--- Excerpted data ---

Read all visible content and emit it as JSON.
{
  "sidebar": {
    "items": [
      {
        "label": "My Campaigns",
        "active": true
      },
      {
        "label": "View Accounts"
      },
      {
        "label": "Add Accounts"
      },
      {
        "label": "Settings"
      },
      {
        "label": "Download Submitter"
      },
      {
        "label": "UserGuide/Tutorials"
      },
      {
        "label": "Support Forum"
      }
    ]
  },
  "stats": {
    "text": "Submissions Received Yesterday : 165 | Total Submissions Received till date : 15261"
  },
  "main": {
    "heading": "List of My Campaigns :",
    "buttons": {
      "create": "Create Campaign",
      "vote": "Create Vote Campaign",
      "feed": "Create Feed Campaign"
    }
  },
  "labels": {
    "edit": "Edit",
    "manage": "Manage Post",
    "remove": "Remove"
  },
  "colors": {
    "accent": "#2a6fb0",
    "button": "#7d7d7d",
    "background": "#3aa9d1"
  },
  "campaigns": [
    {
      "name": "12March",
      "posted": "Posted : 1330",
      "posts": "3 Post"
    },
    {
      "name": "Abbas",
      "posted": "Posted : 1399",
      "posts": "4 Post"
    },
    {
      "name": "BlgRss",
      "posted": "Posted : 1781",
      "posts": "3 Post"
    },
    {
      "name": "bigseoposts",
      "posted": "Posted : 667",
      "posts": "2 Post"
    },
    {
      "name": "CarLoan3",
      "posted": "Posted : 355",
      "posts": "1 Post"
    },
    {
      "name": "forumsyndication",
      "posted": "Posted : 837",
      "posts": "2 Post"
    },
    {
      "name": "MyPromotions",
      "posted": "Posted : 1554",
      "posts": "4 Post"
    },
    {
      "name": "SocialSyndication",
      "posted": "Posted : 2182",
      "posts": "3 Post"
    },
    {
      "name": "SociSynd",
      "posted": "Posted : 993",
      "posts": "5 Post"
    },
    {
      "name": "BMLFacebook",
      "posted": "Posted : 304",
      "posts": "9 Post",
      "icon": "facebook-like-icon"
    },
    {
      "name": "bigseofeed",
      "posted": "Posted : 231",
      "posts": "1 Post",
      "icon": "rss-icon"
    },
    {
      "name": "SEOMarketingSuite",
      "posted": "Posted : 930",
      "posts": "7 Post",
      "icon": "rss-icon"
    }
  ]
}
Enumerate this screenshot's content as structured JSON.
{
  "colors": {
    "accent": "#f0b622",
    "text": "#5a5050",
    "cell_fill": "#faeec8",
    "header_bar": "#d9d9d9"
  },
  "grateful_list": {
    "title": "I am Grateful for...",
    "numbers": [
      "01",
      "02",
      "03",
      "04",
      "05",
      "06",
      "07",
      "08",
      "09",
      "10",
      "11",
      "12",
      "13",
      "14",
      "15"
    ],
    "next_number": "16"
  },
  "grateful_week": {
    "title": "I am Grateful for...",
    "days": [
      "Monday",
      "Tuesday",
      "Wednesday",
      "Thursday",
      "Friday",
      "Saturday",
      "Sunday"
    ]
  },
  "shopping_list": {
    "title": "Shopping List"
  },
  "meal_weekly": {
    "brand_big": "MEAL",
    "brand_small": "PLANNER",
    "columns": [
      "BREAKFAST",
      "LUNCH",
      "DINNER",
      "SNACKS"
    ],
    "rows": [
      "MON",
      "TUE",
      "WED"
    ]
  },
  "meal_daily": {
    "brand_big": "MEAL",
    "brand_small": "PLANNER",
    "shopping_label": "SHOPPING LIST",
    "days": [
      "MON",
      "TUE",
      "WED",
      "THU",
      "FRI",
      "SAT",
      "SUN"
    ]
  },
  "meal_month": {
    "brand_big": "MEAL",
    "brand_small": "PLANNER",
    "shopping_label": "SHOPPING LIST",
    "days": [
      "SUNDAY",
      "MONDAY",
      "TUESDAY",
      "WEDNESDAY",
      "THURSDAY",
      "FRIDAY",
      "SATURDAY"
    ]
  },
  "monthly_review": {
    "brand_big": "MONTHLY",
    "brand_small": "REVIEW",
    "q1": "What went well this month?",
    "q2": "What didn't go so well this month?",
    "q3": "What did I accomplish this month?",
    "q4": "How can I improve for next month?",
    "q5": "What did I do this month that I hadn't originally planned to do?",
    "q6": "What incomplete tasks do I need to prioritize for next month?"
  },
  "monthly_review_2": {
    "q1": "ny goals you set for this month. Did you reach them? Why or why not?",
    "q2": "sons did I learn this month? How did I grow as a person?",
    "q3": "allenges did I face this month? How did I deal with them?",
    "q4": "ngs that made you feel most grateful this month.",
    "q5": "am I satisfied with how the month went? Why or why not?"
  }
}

---

* **Task prompt**:
Write all of the records out again exactly.

* **Answer in full**:
Read all visible content and emit it as JSON.
{
  "sidebar": {
    "items": [
      {
        "label": "My Campaigns",
        "active": true
      },
      {
        "label": "View Accounts"
      },
      {
        "label": "Add Accounts"
      },
      {
        "label": "Settings"
      },
      {
        "label": "Download Submitter"
      },
      {
        "label": "UserGuide/Tutorials"
      },
      {
        "label": "Support Forum"
      }
    ]
  },
  "stats": {
    "text": "Submissions Received Yesterday : 165 | Total Submissions Received till date : 15261"
  },
  "main": {
    "heading": "List of My Campaigns :",
    "buttons": {
      "create": "Create Campaign",
      "vote": "Create Vote Campaign",
      "feed": "Create Feed Campaign"
    }
  },
  "labels": {
    "edit": "Edit",
    "manage": "Manage Post",
    "remove": "Remove"
  },
  "colors": {
    "accent": "#2a6fb0",
    "button": "#7d7d7d",
    "background": "#3aa9d1"
  },
  "campaigns": [
    {
      "name": "12March",
      "posted": "Posted : 1330",
      "posts": "3 Post"
    },
    {
      "name": "Abbas",
      "posted": "Posted : 1399",
      "posts": "4 Post"
    },
    {
      "name": "BlgRss",
      "posted": "Posted : 1781",
      "posts": "3 Post"
    },
    {
      "name": "bigseoposts",
      "posted": "Posted : 667",
      "posts": "2 Post"
    },
    {
      "name": "CarLoan3",
      "posted": "Posted : 355",
      "posts": "1 Post"
    },
    {
      "name": "forumsyndication",
      "posted": "Posted : 837",
      "posts": "2 Post"
    },
    {
      "name": "MyPromotions",
      "posted": "Posted : 1554",
      "posts": "4 Post"
    },
    {
      "name": "SocialSyndication",
      "posted": "Posted : 2182",
      "posts": "3 Post"
    },
    {
      "name": "SociSynd",
      "posted": "Posted : 993",
      "posts": "5 Post"
    },
    {
      "name": "BMLFacebook",
      "posted": "Posted : 304",
      "posts": "9 Post",
      "icon": "facebook-like-icon"
    },
    {
      "name": "bigseofeed",
      "posted": "Posted : 231",
      "posts": "1 Post",
      "icon": "rss-icon"
    },
    {
      "name": "SEOMarketingSuite",
      "posted": "Posted : 930",
      "posts": "7 Post",
      "icon": "rss-icon"
    }
  ]
}
Enumerate this screenshot's content as structured JSON.
{
  "colors": {
    "accent": "#f0b622",
    "text": "#5a5050",
    "cell_fill": "#faeec8",
    "header_bar": "#d9d9d9"
  },
  "grateful_list": {
    "title": "I am Grateful for...",
    "numbers": [
      "01",
      "02",
      "03",
      "04",
      "05",
      "06",
      "07",
      "08",
      "09",
      "10",
      "11",
      "12",
      "13",
      "14",
      "15"
    ],
    "next_number": "16"
  },
  "grateful_week": {
    "title": "I am Grateful for...",
    "days": [
      "Monday",
      "Tuesday",
      "Wednesday",
      "Thursday",
      "Friday",
      "Saturday",
      "Sunday"
    ]
  },
  "shopping_list": {
    "title": "Shopping List"
  },
  "meal_weekly": {
    "brand_big": "MEAL",
    "brand_small": "PLANNER",
    "columns": [
      "BREAKFAST",
      "LUNCH",
      "DINNER",
      "SNACKS"
    ],
    "rows": [
      "MON",
      "TUE",
      "WED"
    ]
  },
  "meal_daily": {
    "brand_big": "MEAL",
    "brand_small": "PLANNER",
    "shopping_label": "SHOPPING LIST",
    "days": [
      "MON",
      "TUE",
      "WED",
      "THU",
      "FRI",
      "SAT",
      "SUN"
    ]
  },
  "meal_month": {
    "brand_big": "MEAL",
    "brand_small": "PLANNER",
    "shopping_label": "SHOPPING LIST",
    "days": [
      "SUNDAY",
      "MONDAY",
      "TUESDAY",
      "WEDNESDAY",
      "THURSDAY",
      "FRIDAY",
      "SATURDAY"
    ]
  },
  "monthly_review": {
    "brand_big": "MONTHLY",
    "brand_small": "REVIEW",
    "q1": "What went well this month?",
    "q2": "What didn't go so well this month?",
    "q3": "What did I accomplish this month?",
    "q4": "How can I improve for next month?",
    "q5": "What did I do this month that I hadn't originally planned to do?",
    "q6": "What incomplete tasks do I need to prioritize for next month?"
  },
  "monthly_review_2": {
    "q1": "ny goals you set for this month. Did you reach them? Why or why not?",
    "q2": "sons did I learn this month? How did I grow as a person?",
    "q3": "allenges did I face this month? How did I deal with them?",
    "q4": "ngs that made you feel most grateful this month.",
    "q5": "am I satisfied with how the month went? Why or why not?"
  }
}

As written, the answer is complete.